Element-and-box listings
- - - -
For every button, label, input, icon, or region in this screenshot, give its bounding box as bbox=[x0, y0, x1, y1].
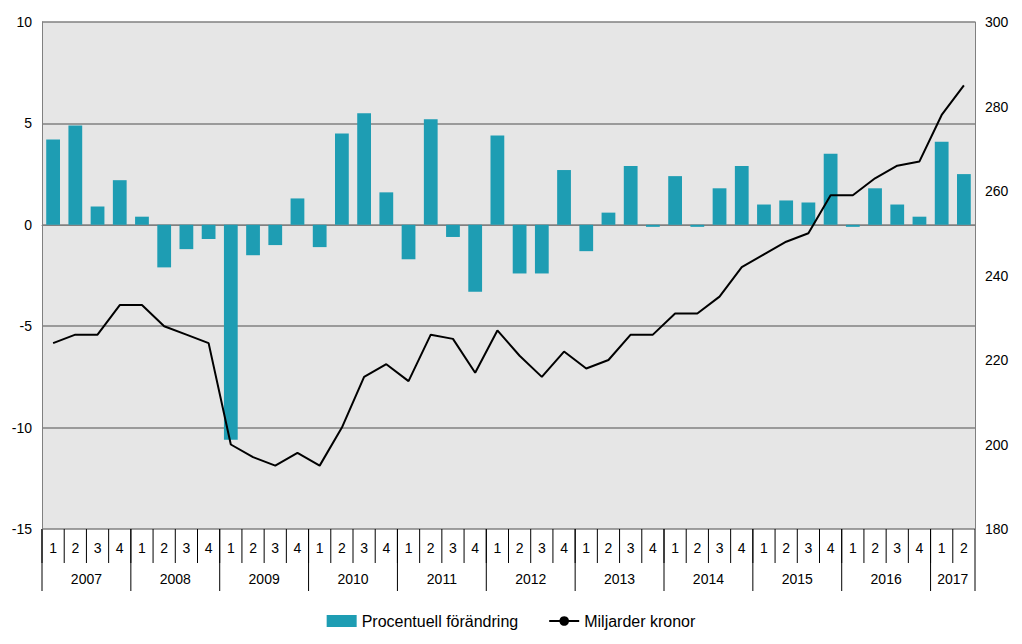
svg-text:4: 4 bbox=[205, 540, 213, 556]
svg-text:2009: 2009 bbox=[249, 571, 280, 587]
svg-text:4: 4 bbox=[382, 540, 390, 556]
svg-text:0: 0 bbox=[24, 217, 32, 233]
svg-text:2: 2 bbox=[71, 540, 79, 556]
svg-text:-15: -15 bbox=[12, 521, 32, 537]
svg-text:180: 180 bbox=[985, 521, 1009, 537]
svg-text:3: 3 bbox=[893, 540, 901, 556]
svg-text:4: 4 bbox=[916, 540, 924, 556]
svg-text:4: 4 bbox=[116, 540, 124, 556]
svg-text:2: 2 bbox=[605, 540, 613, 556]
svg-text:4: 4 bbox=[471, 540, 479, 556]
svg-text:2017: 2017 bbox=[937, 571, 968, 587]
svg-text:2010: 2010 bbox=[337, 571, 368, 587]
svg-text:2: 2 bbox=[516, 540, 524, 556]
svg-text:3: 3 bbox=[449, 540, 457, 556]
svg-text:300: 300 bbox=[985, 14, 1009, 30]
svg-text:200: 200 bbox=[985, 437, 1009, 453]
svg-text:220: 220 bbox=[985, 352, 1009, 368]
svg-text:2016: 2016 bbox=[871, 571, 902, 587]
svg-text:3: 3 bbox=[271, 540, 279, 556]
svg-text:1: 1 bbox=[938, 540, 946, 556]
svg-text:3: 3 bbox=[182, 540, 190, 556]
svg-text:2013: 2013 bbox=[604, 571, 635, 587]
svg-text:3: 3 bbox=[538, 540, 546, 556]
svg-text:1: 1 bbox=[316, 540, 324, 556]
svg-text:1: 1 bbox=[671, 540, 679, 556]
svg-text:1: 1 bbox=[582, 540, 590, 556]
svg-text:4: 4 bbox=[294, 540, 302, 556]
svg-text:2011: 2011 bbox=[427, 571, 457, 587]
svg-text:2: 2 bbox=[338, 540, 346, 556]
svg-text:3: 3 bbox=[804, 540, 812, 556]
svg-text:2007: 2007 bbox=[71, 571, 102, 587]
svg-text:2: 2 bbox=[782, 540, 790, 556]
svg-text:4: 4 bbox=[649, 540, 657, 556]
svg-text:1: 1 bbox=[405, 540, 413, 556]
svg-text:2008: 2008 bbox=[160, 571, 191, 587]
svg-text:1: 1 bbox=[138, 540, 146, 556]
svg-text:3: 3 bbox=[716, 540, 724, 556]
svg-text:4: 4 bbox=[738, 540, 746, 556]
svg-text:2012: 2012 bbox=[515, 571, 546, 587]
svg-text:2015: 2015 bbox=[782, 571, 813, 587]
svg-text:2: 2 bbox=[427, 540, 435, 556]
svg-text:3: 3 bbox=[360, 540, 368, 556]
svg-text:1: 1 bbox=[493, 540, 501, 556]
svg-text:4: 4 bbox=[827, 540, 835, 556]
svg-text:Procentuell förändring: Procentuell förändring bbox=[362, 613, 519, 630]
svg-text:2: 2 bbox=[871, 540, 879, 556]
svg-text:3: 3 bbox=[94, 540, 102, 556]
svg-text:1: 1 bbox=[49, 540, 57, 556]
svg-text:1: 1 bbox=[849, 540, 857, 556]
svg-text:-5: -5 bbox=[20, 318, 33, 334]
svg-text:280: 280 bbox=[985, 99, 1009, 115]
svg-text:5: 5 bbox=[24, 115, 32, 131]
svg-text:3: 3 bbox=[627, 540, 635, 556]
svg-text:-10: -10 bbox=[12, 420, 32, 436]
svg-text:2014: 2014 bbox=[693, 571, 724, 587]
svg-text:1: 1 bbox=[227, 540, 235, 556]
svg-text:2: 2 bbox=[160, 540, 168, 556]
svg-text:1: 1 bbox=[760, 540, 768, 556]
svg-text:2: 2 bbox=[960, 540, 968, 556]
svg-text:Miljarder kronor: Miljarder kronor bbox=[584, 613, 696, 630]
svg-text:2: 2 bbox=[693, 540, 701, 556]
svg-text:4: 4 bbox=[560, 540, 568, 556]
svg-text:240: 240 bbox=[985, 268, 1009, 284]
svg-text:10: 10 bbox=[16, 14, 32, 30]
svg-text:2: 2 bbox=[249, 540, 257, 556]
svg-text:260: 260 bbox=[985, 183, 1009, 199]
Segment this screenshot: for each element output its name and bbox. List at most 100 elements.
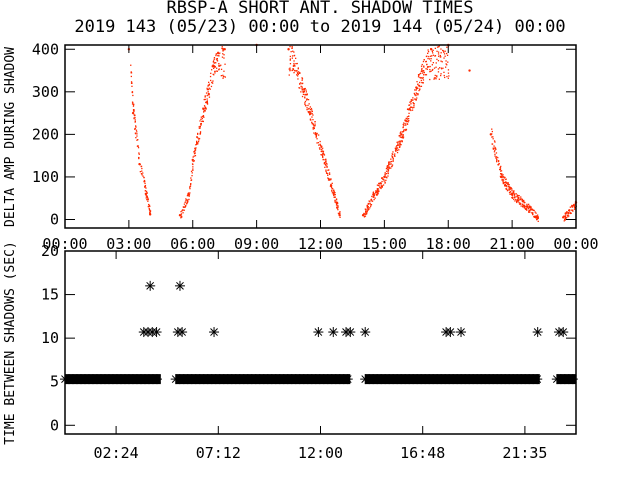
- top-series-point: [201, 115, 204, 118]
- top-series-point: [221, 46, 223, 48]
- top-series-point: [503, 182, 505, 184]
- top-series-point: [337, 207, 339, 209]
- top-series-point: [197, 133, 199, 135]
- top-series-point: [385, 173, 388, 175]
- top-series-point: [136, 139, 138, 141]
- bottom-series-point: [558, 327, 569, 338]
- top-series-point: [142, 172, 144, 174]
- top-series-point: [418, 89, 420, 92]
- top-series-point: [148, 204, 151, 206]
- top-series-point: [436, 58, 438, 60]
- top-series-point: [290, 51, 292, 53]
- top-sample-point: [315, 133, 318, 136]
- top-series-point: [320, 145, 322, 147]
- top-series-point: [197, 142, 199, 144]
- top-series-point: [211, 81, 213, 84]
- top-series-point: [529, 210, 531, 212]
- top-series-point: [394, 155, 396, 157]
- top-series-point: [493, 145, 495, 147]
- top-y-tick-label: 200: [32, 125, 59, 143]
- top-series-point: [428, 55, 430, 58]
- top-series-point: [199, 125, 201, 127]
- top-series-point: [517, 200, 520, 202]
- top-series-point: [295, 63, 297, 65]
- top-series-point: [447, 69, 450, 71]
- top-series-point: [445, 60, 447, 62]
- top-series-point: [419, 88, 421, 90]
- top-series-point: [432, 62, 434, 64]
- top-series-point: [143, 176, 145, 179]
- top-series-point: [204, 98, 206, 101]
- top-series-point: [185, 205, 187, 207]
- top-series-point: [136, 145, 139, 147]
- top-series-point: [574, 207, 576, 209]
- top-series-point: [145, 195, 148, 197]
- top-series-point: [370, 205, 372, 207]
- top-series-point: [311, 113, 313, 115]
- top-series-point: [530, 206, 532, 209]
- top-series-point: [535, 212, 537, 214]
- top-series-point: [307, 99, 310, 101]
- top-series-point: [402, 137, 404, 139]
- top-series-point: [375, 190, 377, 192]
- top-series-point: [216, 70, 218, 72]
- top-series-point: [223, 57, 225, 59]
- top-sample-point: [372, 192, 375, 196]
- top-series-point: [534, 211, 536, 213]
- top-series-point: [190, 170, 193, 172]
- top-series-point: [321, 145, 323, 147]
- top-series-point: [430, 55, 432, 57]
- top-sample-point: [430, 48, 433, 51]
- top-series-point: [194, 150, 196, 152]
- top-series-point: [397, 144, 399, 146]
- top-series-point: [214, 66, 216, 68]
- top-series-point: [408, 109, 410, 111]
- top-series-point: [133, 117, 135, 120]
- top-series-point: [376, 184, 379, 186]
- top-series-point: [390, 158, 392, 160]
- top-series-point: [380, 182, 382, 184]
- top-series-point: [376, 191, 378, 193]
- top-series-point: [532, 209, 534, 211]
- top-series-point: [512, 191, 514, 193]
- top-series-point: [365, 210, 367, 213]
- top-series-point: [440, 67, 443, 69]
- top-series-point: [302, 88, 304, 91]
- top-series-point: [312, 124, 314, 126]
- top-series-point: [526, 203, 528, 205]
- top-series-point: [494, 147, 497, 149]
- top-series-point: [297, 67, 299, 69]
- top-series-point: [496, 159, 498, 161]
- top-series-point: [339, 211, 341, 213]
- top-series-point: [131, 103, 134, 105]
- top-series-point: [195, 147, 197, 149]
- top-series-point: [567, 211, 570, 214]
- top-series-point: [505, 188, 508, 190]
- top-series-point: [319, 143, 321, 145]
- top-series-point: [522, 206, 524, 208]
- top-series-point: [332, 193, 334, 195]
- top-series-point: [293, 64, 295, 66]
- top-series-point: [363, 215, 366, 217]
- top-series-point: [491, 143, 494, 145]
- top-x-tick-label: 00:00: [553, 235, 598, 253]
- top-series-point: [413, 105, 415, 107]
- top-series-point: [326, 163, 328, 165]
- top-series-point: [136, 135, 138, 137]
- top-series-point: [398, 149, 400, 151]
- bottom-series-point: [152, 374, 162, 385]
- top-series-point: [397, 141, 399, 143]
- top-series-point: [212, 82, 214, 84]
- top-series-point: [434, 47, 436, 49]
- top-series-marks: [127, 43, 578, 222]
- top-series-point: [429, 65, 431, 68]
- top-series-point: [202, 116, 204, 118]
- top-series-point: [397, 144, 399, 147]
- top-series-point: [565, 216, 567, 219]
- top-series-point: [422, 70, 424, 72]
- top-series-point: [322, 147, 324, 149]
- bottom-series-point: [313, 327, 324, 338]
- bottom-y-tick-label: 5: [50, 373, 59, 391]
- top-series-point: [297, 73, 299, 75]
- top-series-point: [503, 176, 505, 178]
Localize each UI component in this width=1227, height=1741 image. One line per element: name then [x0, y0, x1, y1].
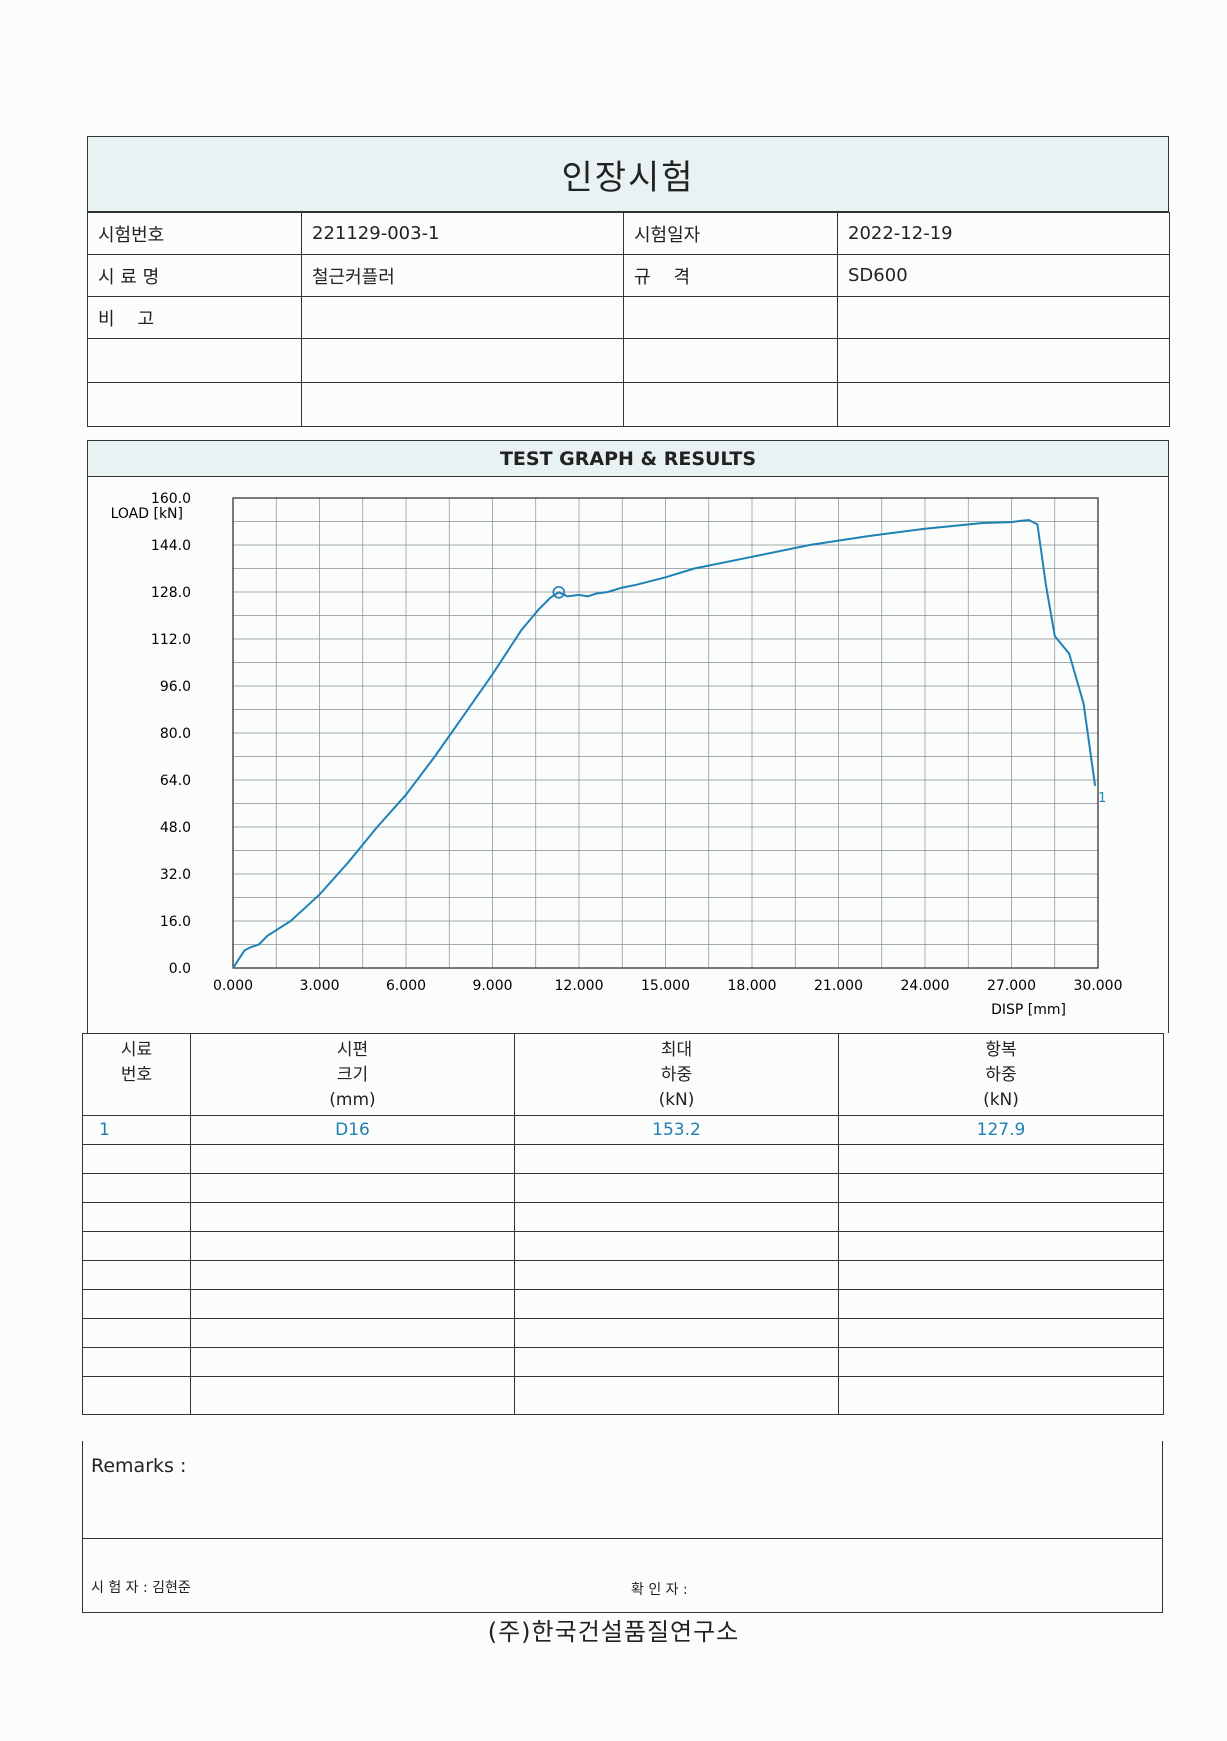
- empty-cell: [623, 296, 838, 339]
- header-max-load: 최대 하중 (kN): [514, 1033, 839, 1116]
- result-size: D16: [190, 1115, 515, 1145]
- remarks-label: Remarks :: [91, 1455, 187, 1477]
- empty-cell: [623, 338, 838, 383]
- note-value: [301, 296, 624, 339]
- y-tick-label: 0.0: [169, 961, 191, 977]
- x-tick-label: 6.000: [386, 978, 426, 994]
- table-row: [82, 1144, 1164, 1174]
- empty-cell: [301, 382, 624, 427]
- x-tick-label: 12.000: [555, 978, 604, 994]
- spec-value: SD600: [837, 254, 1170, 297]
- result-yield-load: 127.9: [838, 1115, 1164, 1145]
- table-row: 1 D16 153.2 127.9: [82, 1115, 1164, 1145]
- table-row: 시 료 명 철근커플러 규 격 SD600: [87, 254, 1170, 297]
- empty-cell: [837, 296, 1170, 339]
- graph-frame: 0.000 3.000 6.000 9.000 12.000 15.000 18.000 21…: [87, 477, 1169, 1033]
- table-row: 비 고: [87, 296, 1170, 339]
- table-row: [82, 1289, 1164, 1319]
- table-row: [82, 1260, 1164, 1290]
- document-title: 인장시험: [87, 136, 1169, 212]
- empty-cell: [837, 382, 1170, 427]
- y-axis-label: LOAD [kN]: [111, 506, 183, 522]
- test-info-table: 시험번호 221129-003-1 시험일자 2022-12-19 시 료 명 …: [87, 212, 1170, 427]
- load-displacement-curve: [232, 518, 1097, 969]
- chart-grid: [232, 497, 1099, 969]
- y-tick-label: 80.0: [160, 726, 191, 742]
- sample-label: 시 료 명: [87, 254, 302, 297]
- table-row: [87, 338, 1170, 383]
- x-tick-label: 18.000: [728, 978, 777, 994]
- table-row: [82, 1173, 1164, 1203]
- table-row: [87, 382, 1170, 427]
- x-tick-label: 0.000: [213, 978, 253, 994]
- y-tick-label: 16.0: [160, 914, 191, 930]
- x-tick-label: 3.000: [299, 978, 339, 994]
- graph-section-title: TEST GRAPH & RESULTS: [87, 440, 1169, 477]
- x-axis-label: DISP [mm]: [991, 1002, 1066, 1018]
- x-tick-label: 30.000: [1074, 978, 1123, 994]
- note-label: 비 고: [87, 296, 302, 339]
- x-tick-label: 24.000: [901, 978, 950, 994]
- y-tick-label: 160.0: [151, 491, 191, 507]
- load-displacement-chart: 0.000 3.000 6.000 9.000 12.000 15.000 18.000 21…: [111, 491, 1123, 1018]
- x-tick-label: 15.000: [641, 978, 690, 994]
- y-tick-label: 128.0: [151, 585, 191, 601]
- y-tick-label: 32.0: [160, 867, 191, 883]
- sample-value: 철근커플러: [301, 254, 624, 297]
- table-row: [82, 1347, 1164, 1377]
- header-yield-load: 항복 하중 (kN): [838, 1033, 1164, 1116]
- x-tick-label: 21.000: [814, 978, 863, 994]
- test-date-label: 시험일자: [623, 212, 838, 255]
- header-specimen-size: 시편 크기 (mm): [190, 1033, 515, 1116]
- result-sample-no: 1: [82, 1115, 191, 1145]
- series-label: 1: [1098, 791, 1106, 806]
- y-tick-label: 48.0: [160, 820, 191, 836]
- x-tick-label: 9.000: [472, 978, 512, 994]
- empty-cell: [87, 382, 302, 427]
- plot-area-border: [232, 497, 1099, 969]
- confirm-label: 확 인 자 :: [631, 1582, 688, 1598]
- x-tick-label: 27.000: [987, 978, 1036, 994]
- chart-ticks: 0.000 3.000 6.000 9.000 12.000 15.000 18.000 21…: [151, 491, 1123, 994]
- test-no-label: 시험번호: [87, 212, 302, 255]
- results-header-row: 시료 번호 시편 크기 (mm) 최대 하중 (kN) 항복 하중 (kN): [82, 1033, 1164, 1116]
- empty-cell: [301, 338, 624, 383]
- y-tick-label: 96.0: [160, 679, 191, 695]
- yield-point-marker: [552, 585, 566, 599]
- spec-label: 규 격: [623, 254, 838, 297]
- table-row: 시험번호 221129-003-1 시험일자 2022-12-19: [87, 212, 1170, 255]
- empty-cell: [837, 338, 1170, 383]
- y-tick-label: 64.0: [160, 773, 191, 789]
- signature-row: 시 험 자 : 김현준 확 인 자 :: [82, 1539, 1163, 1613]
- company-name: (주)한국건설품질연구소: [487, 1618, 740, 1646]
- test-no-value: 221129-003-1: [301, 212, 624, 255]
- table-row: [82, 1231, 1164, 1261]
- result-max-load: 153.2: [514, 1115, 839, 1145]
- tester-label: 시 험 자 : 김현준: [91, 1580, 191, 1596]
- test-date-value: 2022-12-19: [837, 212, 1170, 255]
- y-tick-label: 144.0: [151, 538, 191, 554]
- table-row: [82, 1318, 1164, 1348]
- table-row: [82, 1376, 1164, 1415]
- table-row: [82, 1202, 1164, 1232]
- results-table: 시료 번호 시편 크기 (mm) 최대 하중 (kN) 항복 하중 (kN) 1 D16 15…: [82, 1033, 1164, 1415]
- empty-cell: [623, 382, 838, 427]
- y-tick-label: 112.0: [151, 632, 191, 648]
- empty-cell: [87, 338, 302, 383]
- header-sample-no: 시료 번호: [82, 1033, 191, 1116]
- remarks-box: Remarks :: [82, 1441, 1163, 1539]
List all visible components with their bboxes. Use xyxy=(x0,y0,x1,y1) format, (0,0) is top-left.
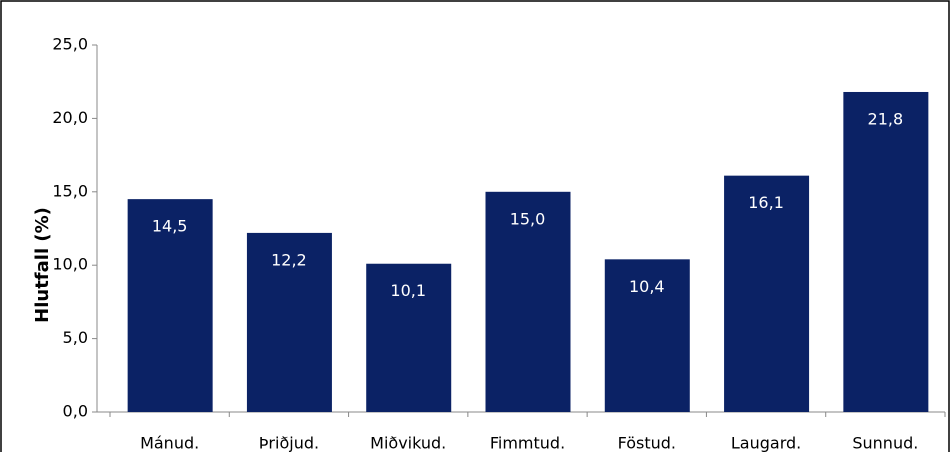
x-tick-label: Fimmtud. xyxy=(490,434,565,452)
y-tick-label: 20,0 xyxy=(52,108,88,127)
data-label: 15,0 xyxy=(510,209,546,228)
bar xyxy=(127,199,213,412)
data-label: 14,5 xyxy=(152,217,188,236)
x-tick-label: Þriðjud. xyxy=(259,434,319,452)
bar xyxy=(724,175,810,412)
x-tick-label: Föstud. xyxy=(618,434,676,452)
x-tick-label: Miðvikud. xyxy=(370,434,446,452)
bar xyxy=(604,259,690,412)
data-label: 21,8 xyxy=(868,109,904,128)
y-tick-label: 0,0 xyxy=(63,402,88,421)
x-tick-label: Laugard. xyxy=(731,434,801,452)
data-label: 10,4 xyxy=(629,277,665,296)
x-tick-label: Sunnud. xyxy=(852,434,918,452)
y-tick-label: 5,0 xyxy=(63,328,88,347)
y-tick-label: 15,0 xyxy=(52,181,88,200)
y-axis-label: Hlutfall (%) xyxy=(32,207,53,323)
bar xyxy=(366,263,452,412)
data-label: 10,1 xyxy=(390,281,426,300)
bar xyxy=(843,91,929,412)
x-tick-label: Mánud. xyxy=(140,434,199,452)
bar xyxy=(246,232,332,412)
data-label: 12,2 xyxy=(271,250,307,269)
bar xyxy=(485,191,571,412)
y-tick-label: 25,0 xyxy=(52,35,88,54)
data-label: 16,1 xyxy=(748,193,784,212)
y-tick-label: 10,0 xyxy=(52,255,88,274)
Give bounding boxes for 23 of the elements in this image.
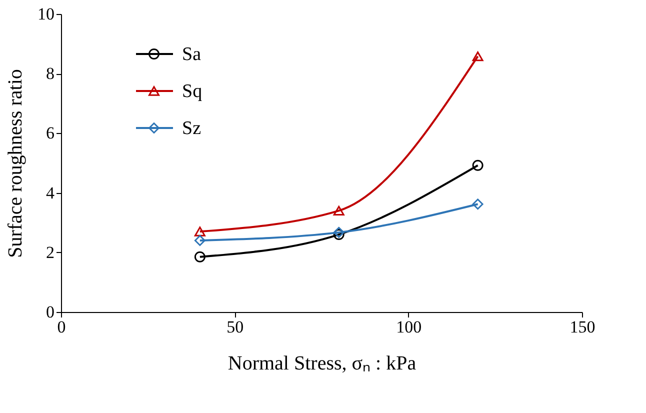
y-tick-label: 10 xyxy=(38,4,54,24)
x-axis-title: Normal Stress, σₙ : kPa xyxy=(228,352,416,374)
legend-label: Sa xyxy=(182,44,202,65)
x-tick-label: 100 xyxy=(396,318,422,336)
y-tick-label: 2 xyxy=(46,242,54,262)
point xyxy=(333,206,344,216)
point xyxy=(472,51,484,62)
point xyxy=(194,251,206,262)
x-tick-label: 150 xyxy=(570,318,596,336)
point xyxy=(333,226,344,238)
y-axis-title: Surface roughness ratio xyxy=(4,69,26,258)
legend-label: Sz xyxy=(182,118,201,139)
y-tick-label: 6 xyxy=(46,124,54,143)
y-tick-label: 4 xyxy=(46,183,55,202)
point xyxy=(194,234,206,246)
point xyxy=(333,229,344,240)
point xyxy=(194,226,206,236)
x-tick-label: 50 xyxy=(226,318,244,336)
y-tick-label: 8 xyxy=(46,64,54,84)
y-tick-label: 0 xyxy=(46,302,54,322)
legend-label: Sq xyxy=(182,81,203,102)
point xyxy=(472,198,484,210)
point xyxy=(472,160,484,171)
- - - -
The task: Please copy the stretch of the listing above from the line containing "- empty-cell: [623, 296, 838, 339]" through the line containing "- sample-label: 시 료 명: [87, 254, 302, 297]", keeping both of those lines and leaving every line unchanged.

The answer:
- empty-cell: [623, 296, 838, 339]
- header-max-load: 최대 하중 (kN): [514, 1033, 839, 1116]
- result-size: D16: [190, 1115, 515, 1145]
- remarks-label: Remarks :: [91, 1455, 187, 1477]
- empty-cell: [623, 338, 838, 383]
- note-value: [301, 296, 624, 339]
- y-tick-label: 0.0: [169, 961, 191, 977]
- x-tick-label: 6.000: [386, 978, 426, 994]
- table-row: [82, 1144, 1164, 1174]
- empty-cell: [301, 382, 624, 427]
- x-tick-label: 12.000: [555, 978, 604, 994]
- spec-value: SD600: [837, 254, 1170, 297]
- result-yield-load: 127.9: [838, 1115, 1164, 1145]
- table-row: 1 D16 153.2 127.9: [82, 1115, 1164, 1145]
- table-row: 시 료 명 철근커플러 규 격 SD600: [87, 254, 1170, 297]
- empty-cell: [837, 296, 1170, 339]
- graph-frame: 0.000 3.000 6.000 9.000 12.000 15.000 18.000 21…: [87, 477, 1169, 1033]
- table-row: 비 고: [87, 296, 1170, 339]
- table-row: [82, 1289, 1164, 1319]
- table-row: [82, 1260, 1164, 1290]
- document-title: 인장시험: [87, 136, 1169, 212]
- empty-cell: [837, 382, 1170, 427]
- y-axis-label: LOAD [kN]: [111, 506, 183, 522]
- test-info-table: 시험번호 221129-003-1 시험일자 2022-12-19 시 료 명 …: [87, 212, 1170, 427]
- load-displacement-curve: [232, 518, 1097, 969]
- chart-grid: [232, 497, 1099, 969]
- y-tick-label: 80.0: [160, 726, 191, 742]
- sample-label: 시 료 명: [87, 254, 302, 297]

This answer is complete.